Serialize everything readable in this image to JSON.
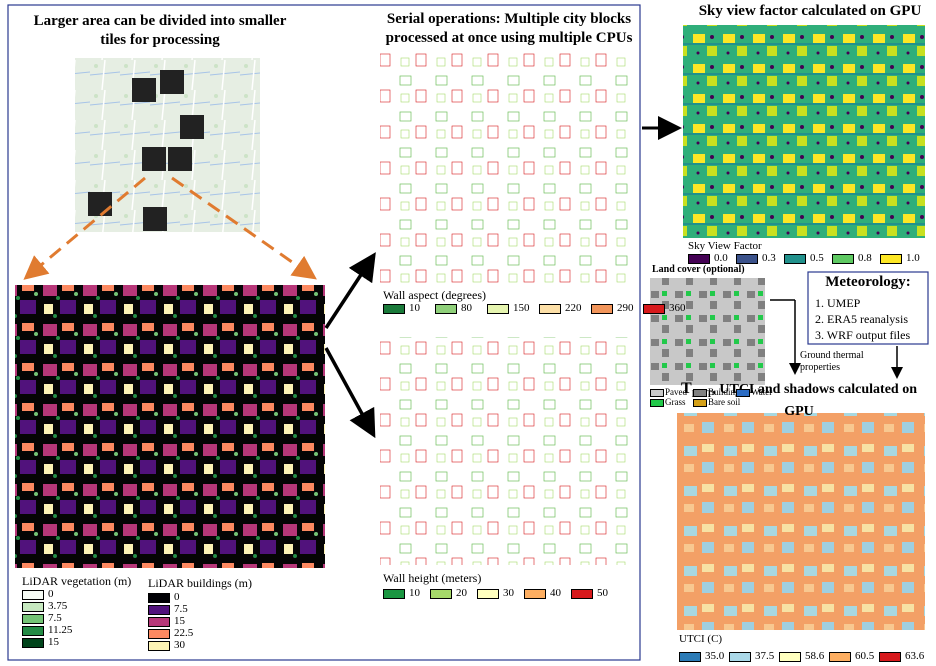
{
  "left_panel": {
    "title": "Larger area can be divided into smaller tiles for processing",
    "vegetation_legend": {
      "title": "LiDAR vegetation (m)",
      "items": [
        {
          "label": "0",
          "color": "#f7fcf5"
        },
        {
          "label": "3.75",
          "color": "#c7e9c0"
        },
        {
          "label": "7.5",
          "color": "#74c476"
        },
        {
          "label": "11.25",
          "color": "#238b45"
        },
        {
          "label": "15",
          "color": "#00441b"
        }
      ]
    },
    "buildings_legend": {
      "title": "LiDAR buildings (m)",
      "items": [
        {
          "label": "0",
          "color": "#000004"
        },
        {
          "label": "7.5",
          "color": "#51127c"
        },
        {
          "label": "15",
          "color": "#b73779"
        },
        {
          "label": "22.5",
          "color": "#fc8961"
        },
        {
          "label": "30",
          "color": "#fcf3b5"
        }
      ]
    }
  },
  "middle_panel": {
    "title": "Serial operations: Multiple city blocks processed at once using multiple CPUs",
    "wall_aspect": {
      "title": "Wall aspect (degrees)",
      "items": [
        {
          "label": "10",
          "color": "#1a7a3a"
        },
        {
          "label": "80",
          "color": "#8fd07a"
        },
        {
          "label": "150",
          "color": "#e6f5b0"
        },
        {
          "label": "220",
          "color": "#fde0a8"
        },
        {
          "label": "290",
          "color": "#f2955a"
        },
        {
          "label": "360",
          "color": "#d7191c"
        }
      ]
    },
    "wall_height": {
      "title": "Wall height (meters)",
      "items": [
        {
          "label": "10",
          "color": "#1a9641"
        },
        {
          "label": "20",
          "color": "#a6d96a"
        },
        {
          "label": "30",
          "color": "#ffffbf"
        },
        {
          "label": "40",
          "color": "#fdae61"
        },
        {
          "label": "50",
          "color": "#d7191c"
        }
      ]
    }
  },
  "sky_view": {
    "title": "Sky view factor calculated on GPU",
    "legend_title": "Sky View Factor",
    "items": [
      {
        "label": "0.0",
        "color": "#440154"
      },
      {
        "label": "0.3",
        "color": "#3b528b"
      },
      {
        "label": "0.5",
        "color": "#21918c"
      },
      {
        "label": "0.8",
        "color": "#5ec962"
      },
      {
        "label": "1.0",
        "color": "#fde725"
      }
    ]
  },
  "land_cover": {
    "title": "Land cover (optional)",
    "items": [
      {
        "label": "Paved",
        "color": "#c8c8c8"
      },
      {
        "label": "Buildings",
        "color": "#808080"
      },
      {
        "label": "Water",
        "color": "#2b6cc4"
      },
      {
        "label": "Grass",
        "color": "#22c94a"
      },
      {
        "label": "Bare soil",
        "color": "#d4a017"
      }
    ]
  },
  "meteorology": {
    "title": "Meteorology:",
    "items": [
      "1. UMEP",
      "2. ERA5 reanalysis",
      "3. WRF output files"
    ]
  },
  "ground_note": "Ground thermal properties",
  "output": {
    "title_symbol": "T",
    "title_subscript": "MRT",
    "title_rest": ", UTCI and shadows calculated on GPU",
    "legend_title": "UTCI (C)",
    "items": [
      {
        "label": "35.0",
        "color": "#2c7bb6"
      },
      {
        "label": "37.5",
        "color": "#abd9e9"
      },
      {
        "label": "58.6",
        "color": "#ffffbf"
      },
      {
        "label": "60.5",
        "color": "#fdae61"
      },
      {
        "label": "63.6",
        "color": "#d7191c"
      }
    ]
  }
}
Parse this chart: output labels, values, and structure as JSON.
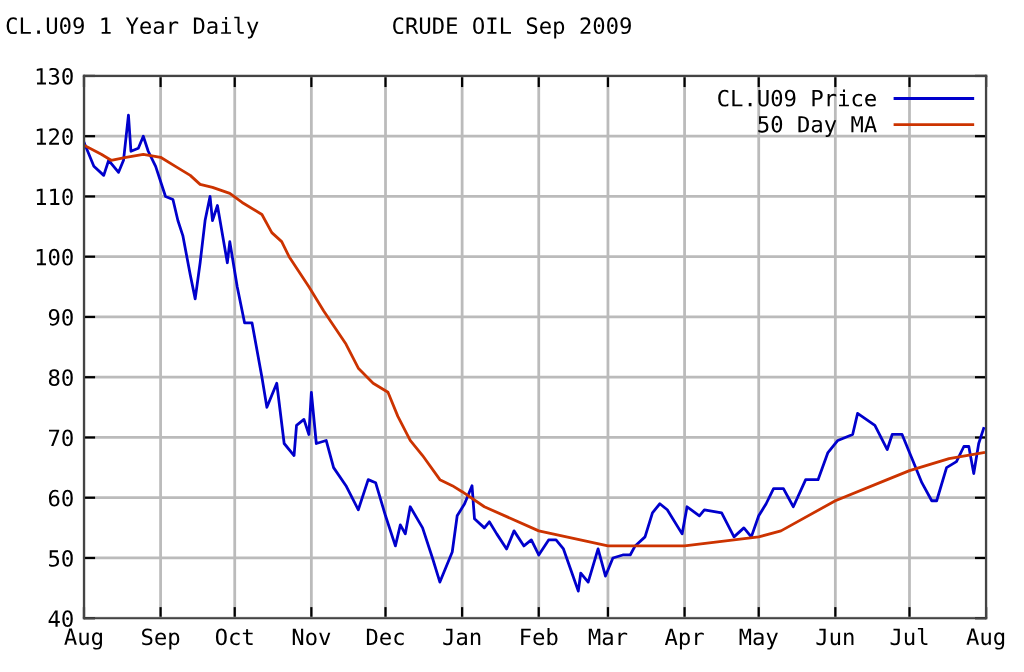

◆ **WHAT YOU WILL DO**: Keep the pictures out and write out the records exactly.

◆ **EXPECTED ANSWER**:
Serialize everything readable in this image to JSON.
{
  "left_panel": {
    "title": "Larger area can be divided into smaller tiles for processing",
    "vegetation_legend": {
      "title": "LiDAR vegetation (m)",
      "items": [
        {
          "label": "0",
          "color": "#f7fcf5"
        },
        {
          "label": "3.75",
          "color": "#c7e9c0"
        },
        {
          "label": "7.5",
          "color": "#74c476"
        },
        {
          "label": "11.25",
          "color": "#238b45"
        },
        {
          "label": "15",
          "color": "#00441b"
        }
      ]
    },
    "buildings_legend": {
      "title": "LiDAR buildings (m)",
      "items": [
        {
          "label": "0",
          "color": "#000004"
        },
        {
          "label": "7.5",
          "color": "#51127c"
        },
        {
          "label": "15",
          "color": "#b73779"
        },
        {
          "label": "22.5",
          "color": "#fc8961"
        },
        {
          "label": "30",
          "color": "#fcf3b5"
        }
      ]
    }
  },
  "middle_panel": {
    "title": "Serial operations: Multiple city blocks processed at once using multiple CPUs",
    "wall_aspect": {
      "title": "Wall aspect (degrees)",
      "items": [
        {
          "label": "10",
          "color": "#1a7a3a"
        },
        {
          "label": "80",
          "color": "#8fd07a"
        },
        {
          "label": "150",
          "color": "#e6f5b0"
        },
        {
          "label": "220",
          "color": "#fde0a8"
        },
        {
          "label": "290",
          "color": "#f2955a"
        },
        {
          "label": "360",
          "color": "#d7191c"
        }
      ]
    },
    "wall_height": {
      "title": "Wall height (meters)",
      "items": [
        {
          "label": "10",
          "color": "#1a9641"
        },
        {
          "label": "20",
          "color": "#a6d96a"
        },
        {
          "label": "30",
          "color": "#ffffbf"
        },
        {
          "label": "40",
          "color": "#fdae61"
        },
        {
          "label": "50",
          "color": "#d7191c"
        }
      ]
    }
  },
  "sky_view": {
    "title": "Sky view factor calculated on GPU",
    "legend_title": "Sky View Factor",
    "items": [
      {
        "label": "0.0",
        "color": "#440154"
      },
      {
        "label": "0.3",
        "color": "#3b528b"
      },
      {
        "label": "0.5",
        "color": "#21918c"
      },
      {
        "label": "0.8",
        "color": "#5ec962"
      },
      {
        "label": "1.0",
        "color": "#fde725"
      }
    ]
  },
  "land_cover": {
    "title": "Land cover (optional)",
    "items": [
      {
        "label": "Paved",
        "color": "#c8c8c8"
      },
      {
        "label": "Buildings",
        "color": "#808080"
      },
      {
        "label": "Water",
        "color": "#2b6cc4"
      },
      {
        "label": "Grass",
        "color": "#22c94a"
      },
      {
        "label": "Bare soil",
        "color": "#d4a017"
      }
    ]
  },
  "meteorology": {
    "title": "Meteorology:",
    "items": [
      "1. UMEP",
      "2. ERA5 reanalysis",
      "3. WRF output files"
    ]
  },
  "ground_note": "Ground thermal properties",
  "output": {
    "title_symbol": "T",
    "title_subscript": "MRT",
    "title_rest": ", UTCI and shadows calculated on GPU",
    "legend_title": "UTCI (C)",
    "items": [
      {
        "label": "35.0",
        "color": "#2c7bb6"
      },
      {
        "label": "37.5",
        "color": "#abd9e9"
      },
      {
        "label": "58.6",
        "color": "#ffffbf"
      },
      {
        "label": "60.5",
        "color": "#fdae61"
      },
      {
        "label": "63.6",
        "color": "#d7191c"
      }
    ]
  }
}
Parse this chart: output labels, values, and structure as JSON.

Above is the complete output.